• Exercise details
Quote all of the data that follows exactly as written, skipping the images.

+++++

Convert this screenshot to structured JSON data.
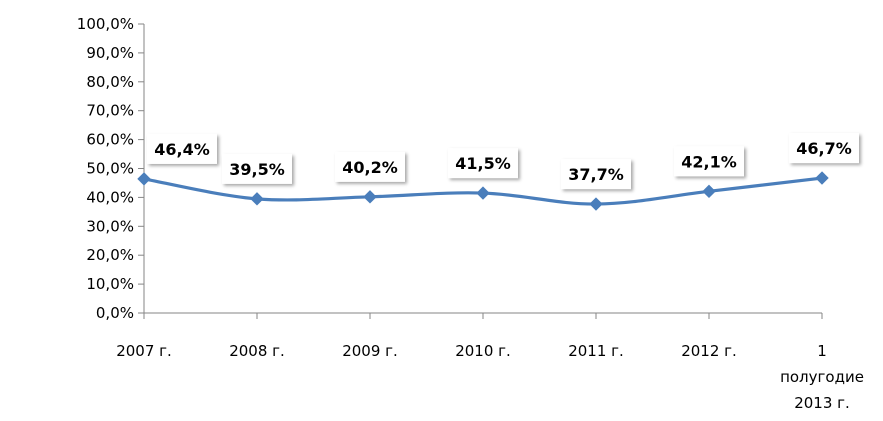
{
  "chart_data": {
    "type": "line",
    "categories": [
      "2007 г.",
      "2008 г.",
      "2009 г.",
      "2010 г.",
      "2011 г.",
      "2012 г.",
      "1 полугодие 2013 г."
    ],
    "category_lines": [
      [
        "2007 г."
      ],
      [
        "2008 г."
      ],
      [
        "2009 г."
      ],
      [
        "2010 г."
      ],
      [
        "2011 г."
      ],
      [
        "2012 г."
      ],
      [
        "1",
        "полугодие",
        "2013 г."
      ]
    ],
    "series": [
      {
        "values": [
          46.4,
          39.5,
          40.2,
          41.5,
          37.7,
          42.1,
          46.7
        ],
        "color": "#4a7ebb"
      }
    ],
    "data_labels": [
      "46,4%",
      "39,5%",
      "40,2%",
      "41,5%",
      "37,7%",
      "42,1%",
      "46,7%"
    ],
    "y_ticks": [
      "0,0%",
      "10,0%",
      "20,0%",
      "30,0%",
      "40,0%",
      "50,0%",
      "60,0%",
      "70,0%",
      "80,0%",
      "90,0%",
      "100,0%"
    ],
    "ylim": [
      0,
      100
    ],
    "grid": false,
    "marker": "diamond",
    "smooth": true,
    "title": "",
    "xlabel": "",
    "ylabel": ""
  }
}
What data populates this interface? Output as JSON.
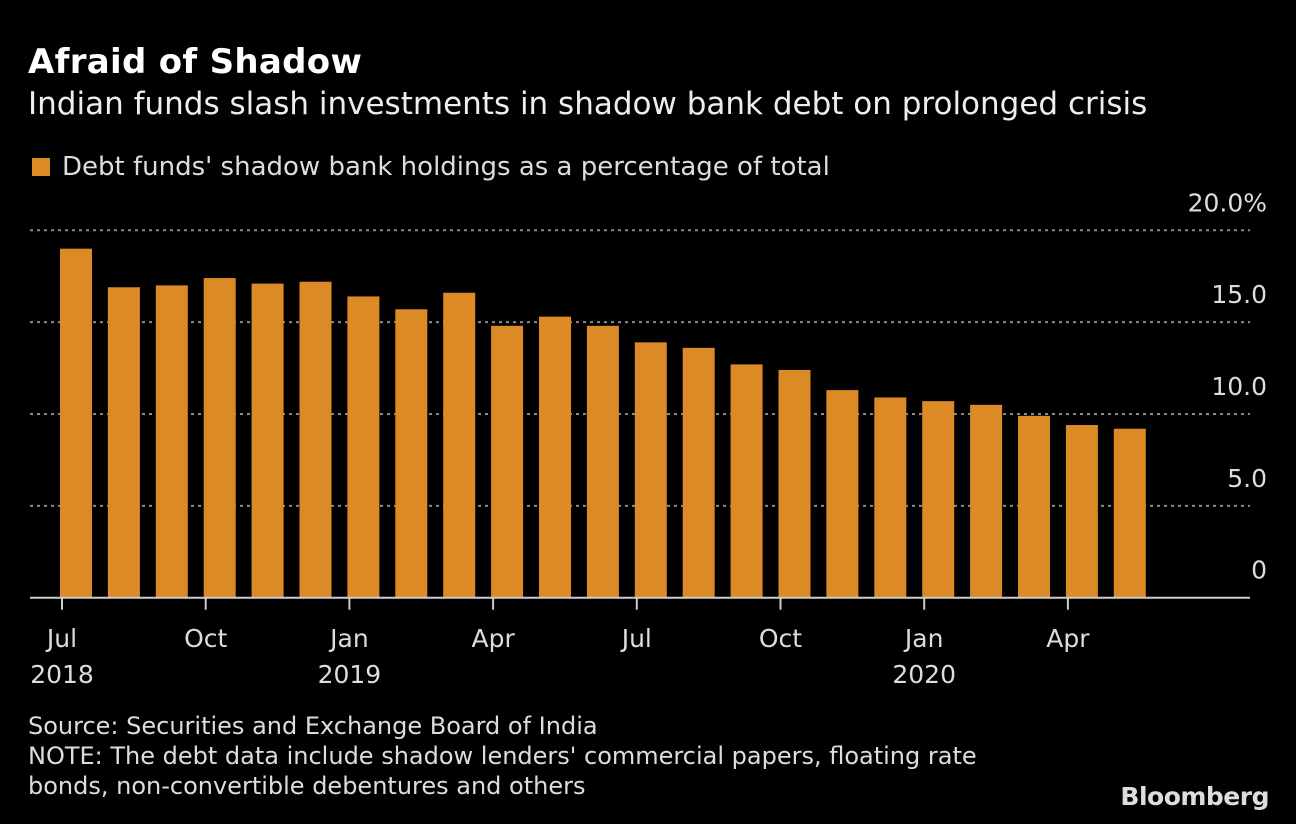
{
  "title": "Afraid of Shadow",
  "subtitle": "Indian funds slash investments in shadow bank debt on prolonged crisis",
  "source": "Source: Securities and Exchange Board of India",
  "note_line1": "NOTE: The debt data include shadow lenders' commercial papers, floating rate",
  "note_line2": "bonds, non-convertible debentures and others",
  "brand": "Bloomberg",
  "chart_data": {
    "type": "bar",
    "title": "Afraid of Shadow",
    "subtitle": "Indian funds slash investments in shadow bank debt on prolonged crisis",
    "legend": "top-left",
    "grid": true,
    "bar_color": "#db8a26",
    "series": [
      {
        "name": "Debt funds' shadow bank holdings as a percentage of total",
        "values": [
          19.0,
          16.9,
          17.0,
          17.4,
          17.1,
          17.2,
          16.4,
          15.7,
          16.6,
          14.8,
          15.3,
          14.8,
          13.9,
          13.6,
          12.7,
          12.4,
          11.3,
          10.9,
          10.7,
          10.5,
          9.9,
          9.4,
          9.2
        ]
      }
    ],
    "categories": [
      "Jul 2018",
      "Aug 2018",
      "Sep 2018",
      "Oct 2018",
      "Nov 2018",
      "Dec 2018",
      "Jan 2019",
      "Feb 2019",
      "Mar 2019",
      "Apr 2019",
      "May 2019",
      "Jun 2019",
      "Jul 2019",
      "Aug 2019",
      "Sep 2019",
      "Oct 2019",
      "Nov 2019",
      "Dec 2019",
      "Jan 2020",
      "Feb 2020",
      "Mar 2020",
      "Apr 2020",
      "May 2020"
    ],
    "ylim": [
      0,
      20
    ],
    "y_ticks": [
      {
        "value": 0,
        "label": "0"
      },
      {
        "value": 5,
        "label": "5.0"
      },
      {
        "value": 10,
        "label": "10.0"
      },
      {
        "value": 15,
        "label": "15.0"
      },
      {
        "value": 20,
        "label": "20.0%"
      }
    ],
    "x_ticks": [
      {
        "index": 0,
        "label": "Jul",
        "year": "2018"
      },
      {
        "index": 3,
        "label": "Oct",
        "year": ""
      },
      {
        "index": 6,
        "label": "Jan",
        "year": "2019"
      },
      {
        "index": 9,
        "label": "Apr",
        "year": ""
      },
      {
        "index": 12,
        "label": "Jul",
        "year": ""
      },
      {
        "index": 15,
        "label": "Oct",
        "year": ""
      },
      {
        "index": 18,
        "label": "Jan",
        "year": "2020"
      },
      {
        "index": 21,
        "label": "Apr",
        "year": ""
      }
    ],
    "y_axis_side": "right"
  }
}
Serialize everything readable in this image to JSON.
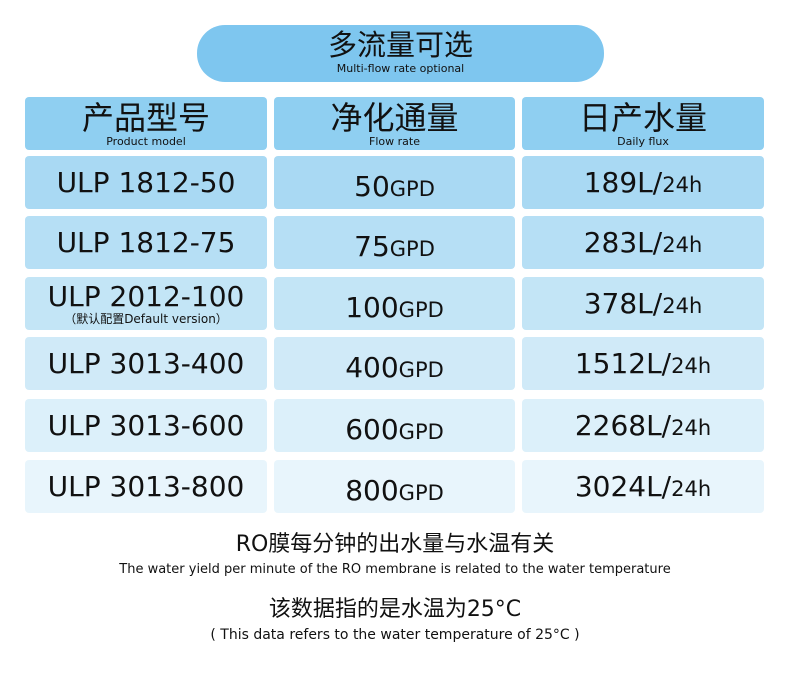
{
  "header": {
    "title": "多流量可选",
    "subtitle": "Multi-flow rate optional"
  },
  "table": {
    "columns": [
      {
        "title": "产品型号",
        "subtitle": "Product model"
      },
      {
        "title": "净化通量",
        "subtitle": "Flow rate"
      },
      {
        "title": "日产水量",
        "subtitle": "Daily flux"
      }
    ],
    "rows": [
      {
        "model": "ULP 1812-50",
        "flow": "50",
        "flow_unit": "GPD",
        "daily": "189L/",
        "daily_unit": "24h"
      },
      {
        "model": "ULP 1812-75",
        "flow": "75",
        "flow_unit": "GPD",
        "daily": "283L/",
        "daily_unit": "24h"
      },
      {
        "model": "ULP 2012-100",
        "note": "（默认配置Default version）",
        "flow": "100",
        "flow_unit": "GPD",
        "daily": "378L/",
        "daily_unit": "24h"
      },
      {
        "model": "ULP 3013-400",
        "flow": "400",
        "flow_unit": "GPD",
        "daily": "1512L/",
        "daily_unit": "24h"
      },
      {
        "model": "ULP 3013-600",
        "flow": "600",
        "flow_unit": "GPD",
        "daily": "2268L/",
        "daily_unit": "24h"
      },
      {
        "model": "ULP 3013-800",
        "flow": "800",
        "flow_unit": "GPD",
        "daily": "3024L/",
        "daily_unit": "24h"
      }
    ]
  },
  "footer": {
    "note1": "RO膜每分钟的出水量与水温有关",
    "note1_en": "The water yield per minute of the RO membrane is related to the water temperature",
    "note2": "该数据指的是水温为25°C",
    "note2_en": "( This data refers to the water temperature of 25°C )"
  }
}
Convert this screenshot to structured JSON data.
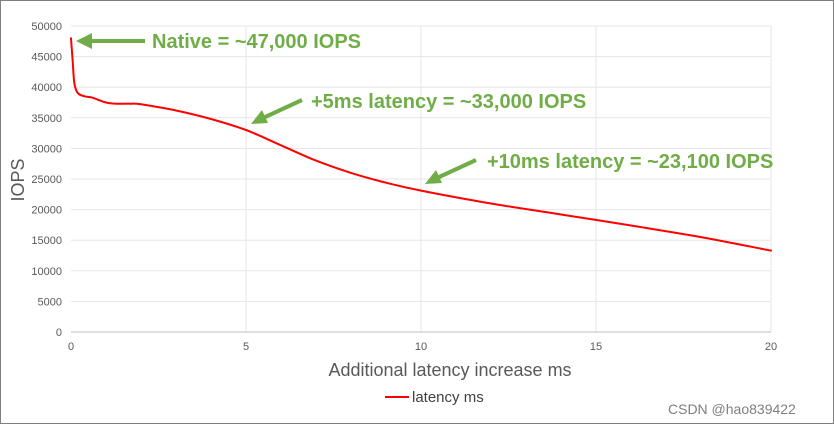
{
  "chart_data": {
    "type": "line",
    "xlabel": "Additional latency increase ms",
    "ylabel": "IOPS",
    "xlim": [
      0,
      20
    ],
    "ylim": [
      0,
      50000
    ],
    "x_ticks": [
      "0",
      "5",
      "10",
      "15",
      "20"
    ],
    "y_ticks": [
      "0",
      "5000",
      "10000",
      "15000",
      "20000",
      "25000",
      "30000",
      "35000",
      "40000",
      "45000",
      "50000"
    ],
    "grid": true,
    "legend": "bottom",
    "series": [
      {
        "name": "latency ms",
        "color": "#ff0000",
        "points": [
          [
            0,
            48000
          ],
          [
            0.05,
            44000
          ],
          [
            0.1,
            40500
          ],
          [
            0.2,
            39000
          ],
          [
            0.4,
            38500
          ],
          [
            0.6,
            38300
          ],
          [
            1.0,
            37500
          ],
          [
            1.3,
            37300
          ],
          [
            1.7,
            37300
          ],
          [
            2,
            37200
          ],
          [
            3,
            36200
          ],
          [
            4,
            34800
          ],
          [
            5,
            33000
          ],
          [
            6,
            30500
          ],
          [
            7,
            28000
          ],
          [
            8,
            26000
          ],
          [
            9,
            24400
          ],
          [
            10,
            23100
          ],
          [
            12,
            21000
          ],
          [
            14,
            19200
          ],
          [
            16,
            17400
          ],
          [
            18,
            15500
          ],
          [
            20,
            13300
          ]
        ]
      }
    ],
    "annotations": [
      {
        "text": "Native = ~47,000 IOPS",
        "x": 0,
        "y": 47000
      },
      {
        "text": "+5ms latency = ~33,000 IOPS",
        "x": 5,
        "y": 33000
      },
      {
        "text": "+10ms latency = ~23,100 IOPS",
        "x": 10,
        "y": 23100
      }
    ],
    "annotation_color": "#70ad47"
  },
  "watermark": "CSDN @hao839422"
}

+++++

• Output for this task
Convert this screenshot to structured JSON data.
{
  "chart_data": {
    "type": "line",
    "categories": [
      "2007 г.",
      "2008 г.",
      "2009 г.",
      "2010 г.",
      "2011 г.",
      "2012 г.",
      "1 полугодие 2013 г."
    ],
    "category_lines": [
      [
        "2007 г."
      ],
      [
        "2008 г."
      ],
      [
        "2009 г."
      ],
      [
        "2010 г."
      ],
      [
        "2011 г."
      ],
      [
        "2012 г."
      ],
      [
        "1",
        "полугодие",
        "2013 г."
      ]
    ],
    "series": [
      {
        "values": [
          46.4,
          39.5,
          40.2,
          41.5,
          37.7,
          42.1,
          46.7
        ],
        "color": "#4a7ebb"
      }
    ],
    "data_labels": [
      "46,4%",
      "39,5%",
      "40,2%",
      "41,5%",
      "37,7%",
      "42,1%",
      "46,7%"
    ],
    "y_ticks": [
      "0,0%",
      "10,0%",
      "20,0%",
      "30,0%",
      "40,0%",
      "50,0%",
      "60,0%",
      "70,0%",
      "80,0%",
      "90,0%",
      "100,0%"
    ],
    "ylim": [
      0,
      100
    ],
    "grid": false,
    "marker": "diamond",
    "smooth": true,
    "title": "",
    "xlabel": "",
    "ylabel": ""
  }
}
What data populates this interface? Output as JSON.
{
  "title": "Afraid of Shadow",
  "subtitle": "Indian funds slash investments in shadow bank debt on prolonged crisis",
  "source": "Source: Securities and Exchange Board of India",
  "note_line1": "NOTE: The debt data include shadow lenders' commercial papers, floating rate",
  "note_line2": "bonds, non-convertible debentures and others",
  "brand": "Bloomberg",
  "chart_data": {
    "type": "bar",
    "title": "Afraid of Shadow",
    "subtitle": "Indian funds slash investments in shadow bank debt on prolonged crisis",
    "legend": "top-left",
    "grid": true,
    "bar_color": "#db8a26",
    "series": [
      {
        "name": "Debt funds' shadow bank holdings as a percentage of total",
        "values": [
          19.0,
          16.9,
          17.0,
          17.4,
          17.1,
          17.2,
          16.4,
          15.7,
          16.6,
          14.8,
          15.3,
          14.8,
          13.9,
          13.6,
          12.7,
          12.4,
          11.3,
          10.9,
          10.7,
          10.5,
          9.9,
          9.4,
          9.2
        ]
      }
    ],
    "categories": [
      "Jul 2018",
      "Aug 2018",
      "Sep 2018",
      "Oct 2018",
      "Nov 2018",
      "Dec 2018",
      "Jan 2019",
      "Feb 2019",
      "Mar 2019",
      "Apr 2019",
      "May 2019",
      "Jun 2019",
      "Jul 2019",
      "Aug 2019",
      "Sep 2019",
      "Oct 2019",
      "Nov 2019",
      "Dec 2019",
      "Jan 2020",
      "Feb 2020",
      "Mar 2020",
      "Apr 2020",
      "May 2020"
    ],
    "ylim": [
      0,
      20
    ],
    "y_ticks": [
      {
        "value": 0,
        "label": "0"
      },
      {
        "value": 5,
        "label": "5.0"
      },
      {
        "value": 10,
        "label": "10.0"
      },
      {
        "value": 15,
        "label": "15.0"
      },
      {
        "value": 20,
        "label": "20.0%"
      }
    ],
    "x_ticks": [
      {
        "index": 0,
        "label": "Jul",
        "year": "2018"
      },
      {
        "index": 3,
        "label": "Oct",
        "year": ""
      },
      {
        "index": 6,
        "label": "Jan",
        "year": "2019"
      },
      {
        "index": 9,
        "label": "Apr",
        "year": ""
      },
      {
        "index": 12,
        "label": "Jul",
        "year": ""
      },
      {
        "index": 15,
        "label": "Oct",
        "year": ""
      },
      {
        "index": 18,
        "label": "Jan",
        "year": "2020"
      },
      {
        "index": 21,
        "label": "Apr",
        "year": ""
      }
    ],
    "y_axis_side": "right"
  }
}
Serialize everything readable in this image to JSON.
{
  "header": {
    "title": "多流量可选",
    "subtitle": "Multi-flow rate optional"
  },
  "table": {
    "columns": [
      {
        "title": "产品型号",
        "subtitle": "Product model"
      },
      {
        "title": "净化通量",
        "subtitle": "Flow rate"
      },
      {
        "title": "日产水量",
        "subtitle": "Daily flux"
      }
    ],
    "rows": [
      {
        "model": "ULP 1812-50",
        "flow": "50",
        "flow_unit": "GPD",
        "daily": "189L/",
        "daily_unit": "24h"
      },
      {
        "model": "ULP 1812-75",
        "flow": "75",
        "flow_unit": "GPD",
        "daily": "283L/",
        "daily_unit": "24h"
      },
      {
        "model": "ULP 2012-100",
        "note": "（默认配置Default version）",
        "flow": "100",
        "flow_unit": "GPD",
        "daily": "378L/",
        "daily_unit": "24h"
      },
      {
        "model": "ULP 3013-400",
        "flow": "400",
        "flow_unit": "GPD",
        "daily": "1512L/",
        "daily_unit": "24h"
      },
      {
        "model": "ULP 3013-600",
        "flow": "600",
        "flow_unit": "GPD",
        "daily": "2268L/",
        "daily_unit": "24h"
      },
      {
        "model": "ULP 3013-800",
        "flow": "800",
        "flow_unit": "GPD",
        "daily": "3024L/",
        "daily_unit": "24h"
      }
    ]
  },
  "footer": {
    "note1": "RO膜每分钟的出水量与水温有关",
    "note1_en": "The water yield per minute of the RO membrane is related to the water temperature",
    "note2": "该数据指的是水温为25°C",
    "note2_en": "( This data refers to the water temperature of 25°C )"
  }
}
Convert this screenshot to structured JSON data.
{
  "chart_data": {
    "type": "line",
    "xlabel": "Additional latency increase ms",
    "ylabel": "IOPS",
    "xlim": [
      0,
      20
    ],
    "ylim": [
      0,
      50000
    ],
    "x_ticks": [
      "0",
      "5",
      "10",
      "15",
      "20"
    ],
    "y_ticks": [
      "0",
      "5000",
      "10000",
      "15000",
      "20000",
      "25000",
      "30000",
      "35000",
      "40000",
      "45000",
      "50000"
    ],
    "grid": true,
    "legend": "bottom",
    "series": [
      {
        "name": "latency ms",
        "color": "#ff0000",
        "points": [
          [
            0,
            48000
          ],
          [
            0.05,
            44000
          ],
          [
            0.1,
            40500
          ],
          [
            0.2,
            39000
          ],
          [
            0.4,
            38500
          ],
          [
            0.6,
            38300
          ],
          [
            1.0,
            37500
          ],
          [
            1.3,
            37300
          ],
          [
            1.7,
            37300
          ],
          [
            2,
            37200
          ],
          [
            3,
            36200
          ],
          [
            4,
            34800
          ],
          [
            5,
            33000
          ],
          [
            6,
            30500
          ],
          [
            7,
            28000
          ],
          [
            8,
            26000
          ],
          [
            9,
            24400
          ],
          [
            10,
            23100
          ],
          [
            12,
            21000
          ],
          [
            14,
            19200
          ],
          [
            16,
            17400
          ],
          [
            18,
            15500
          ],
          [
            20,
            13300
          ]
        ]
      }
    ],
    "annotations": [
      {
        "text": "Native = ~47,000 IOPS",
        "x": 0,
        "y": 47000
      },
      {
        "text": "+5ms latency = ~33,000 IOPS",
        "x": 5,
        "y": 33000
      },
      {
        "text": "+10ms latency = ~23,100 IOPS",
        "x": 10,
        "y": 23100
      }
    ],
    "annotation_color": "#70ad47"
  },
  "watermark": "CSDN @hao839422"
}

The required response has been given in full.